Problem statement: Find how many lines hold the word "VEGF". Give only the number.

# START OF Records supplied

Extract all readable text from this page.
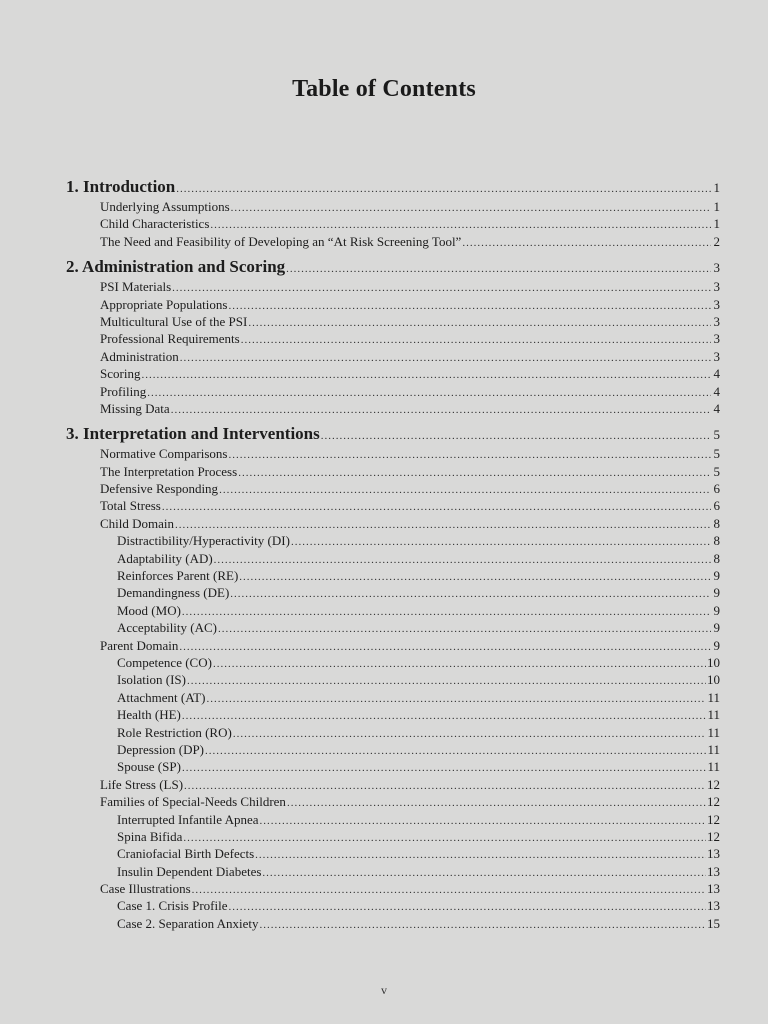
Table of Contents
1. Introduction .....	1
Underlying Assumptions .....	1
Child Characteristics .....	1
The Need and Feasibility of Developing an “At Risk Screening Tool” .....	2
2. Administration and Scoring .....	3
PSI Materials .....	3
Appropriate Populations .....	3
Multicultural Use of the PSI .....	3
Professional Requirements .....	3
Administration .....	3
Scoring .....	4
Profiling .....	4
Missing Data .....	4
3. Interpretation and Interventions .....	5
Normative Comparisons .....	5
The Interpretation Process .....	5
Defensive Responding .....	6
Total Stress .....	6
Child Domain .....	8
Distractibility/Hyperactivity (DI) .....	8
Adaptability (AD) .....	8
Reinforces Parent (RE) .....	9
Demandingness (DE) .....	9
Mood (MO) .....	9
Acceptability (AC) .....	9
Parent Domain .....	9
Competence (CO) .....	10
Isolation (IS) .....	10
Attachment (AT) .....	11
Health (HE) .....	11
Role Restriction (RO) .....	11
Depression (DP) .....	11
Spouse (SP) .....	11
Life Stress (LS) .....	12
Families of Special-Needs Children .....	12
Interrupted Infantile Apnea .....	12
Spina Bifida .....	12
Craniofacial Birth Defects .....	13
Insulin Dependent Diabetes .....	13
Case Illustrations .....	13
Case 1. Crisis Profile .....	13
Case 2. Separation Anxiety .....	15
v
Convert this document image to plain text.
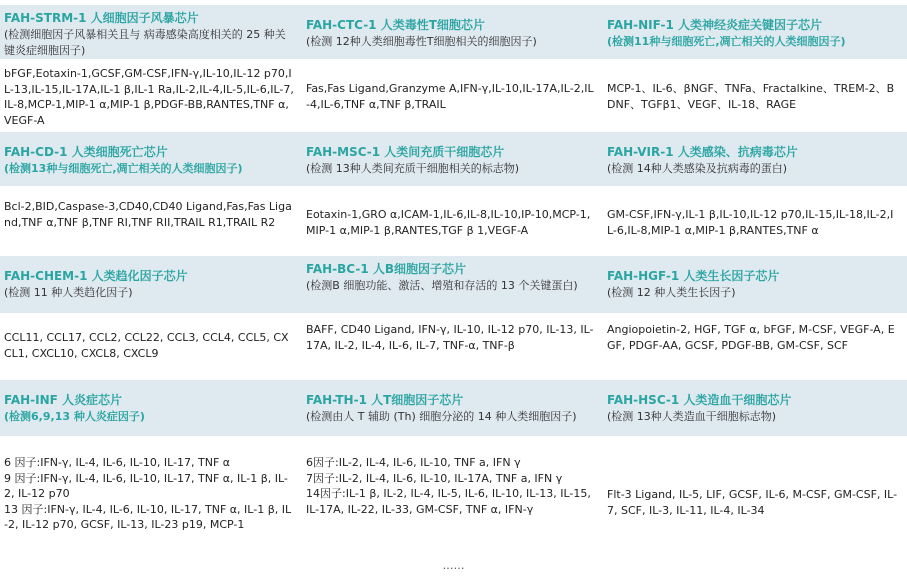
FAH-STRM-1 人细胞因子风暴芯片
(检测细胞因子风暴相关且与 病毒感染高度相关的 25 种关键炎症细胞因子)
FAH-CTC-1 人类毒性T细胞芯片
(检测 12种人类细胞毒性T细胞相关的细胞因子)
FAH-NIF-1 人类神经炎症关键因子芯片
(检测11种与细胞死亡,凋亡相关的人类细胞因子)
bFGF,Eotaxin-1,GCSF,GM-CSF,IFN-γ,IL-10,IL-12 p70,IL-13,IL-15,IL-17A,IL-1 β,IL-1 Ra,IL-2,IL-4,IL-5,IL-6,IL-7,IL-8,MCP-1,MIP-1 α,MIP-1 β,PDGF-BB,RANTES,TNF α,VEGF-A
Fas,Fas Ligand,Granzyme A,IFN-γ,IL-10,IL-17A,IL-2,IL-4,IL-6,TNF α,TNF β,TRAIL
MCP-1、IL-6、βNGF、TNFa、Fractalkine、TREM-2、BDNF、TGFβ1、VEGF、IL-18、RAGE
FAH-CD-1 人类细胞死亡芯片
(检测13种与细胞死亡,凋亡相关的人类细胞因子)
FAH-MSC-1 人类间充质干细胞芯片
(检测 13种人类间充质干细胞相关的标志物)
FAH-VIR-1 人类感染、抗病毒芯片
(检测 14种人类感染及抗病毒的蛋白)
Bcl-2,BID,Caspase-3,CD40,CD40 Ligand,Fas,Fas Ligand,TNF α,TNF β,TNF RI,TNF RII,TRAIL R1,TRAIL R2
Eotaxin-1,GRO α,ICAM-1,IL-6,IL-8,IL-10,IP-10,MCP-1,MIP-1 α,MIP-1 β,RANTES,TGF β 1,VEGF-A
GM-CSF,IFN-γ,IL-1 β,IL-10,IL-12 p70,IL-15,IL-18,IL-2,IL-6,IL-8,MIP-1 α,MIP-1 β,RANTES,TNF α
FAH-CHEM-1 人类趋化因子芯片
(检测 11 种人类趋化因子)
FAH-BC-1 人B细胞因子芯片
(检测B 细胞功能、激活、增殖和存活的 13 个关键蛋白)
FAH-HGF-1 人类生长因子芯片
(检测 12 种人类生长因子)
CCL11, CCL17, CCL2, CCL22, CCL3, CCL4, CCL5, CXCL1, CXCL10, CXCL8, CXCL9
BAFF, CD40 Ligand, IFN-γ, IL-10, IL-12 p70, IL-13, IL-17A, IL-2, IL-4, IL-6, IL-7, TNF-α, TNF-β
Angiopoietin-2, HGF, TGF α, bFGF, M-CSF, VEGF-A, EGF, PDGF-AA, GCSF, PDGF-BB, GM-CSF, SCF
FAH-INF 人炎症芯片
(检测6,9,13 种人炎症因子)
FAH-TH-1 人T细胞因子芯片
(检测由人 T 辅助 (Th) 细胞分泌的 14 种人类细胞因子)
FAH-HSC-1 人类造血干细胞芯片
(检测 13种人类造血干细胞标志物)
6 因子:IFN-γ, IL-4, IL-6, IL-10, IL-17, TNF α
9 因子:IFN-γ, IL-4, IL-6, IL-10, IL-17, TNF α, IL-1 β, IL-2, IL-12 p70
13 因子:IFN-γ, IL-4, IL-6, IL-10, IL-17, TNF α, IL-1 β, IL-2, IL-12 p70, GCSF, IL-13, IL-23 p19, MCP-1
6因子:IL-2, IL-4, IL-6, IL-10, TNF a, IFN γ
7因子:IL-2, IL-4, IL-6, IL-10, IL-17A, TNF a, IFN γ
14因子:IL-1 β, IL-2, IL-4, IL-5, IL-6, IL-10, IL-13, IL-15, IL-17A, IL-22, IL-33, GM-CSF, TNF α, IFN-γ
Flt-3 Ligand, IL-5, LIF, GCSF, IL-6, M-CSF, GM-CSF, IL-7, SCF, IL-3, IL-11, IL-4, IL-34
……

# END OF Records supplied

Task answer: 4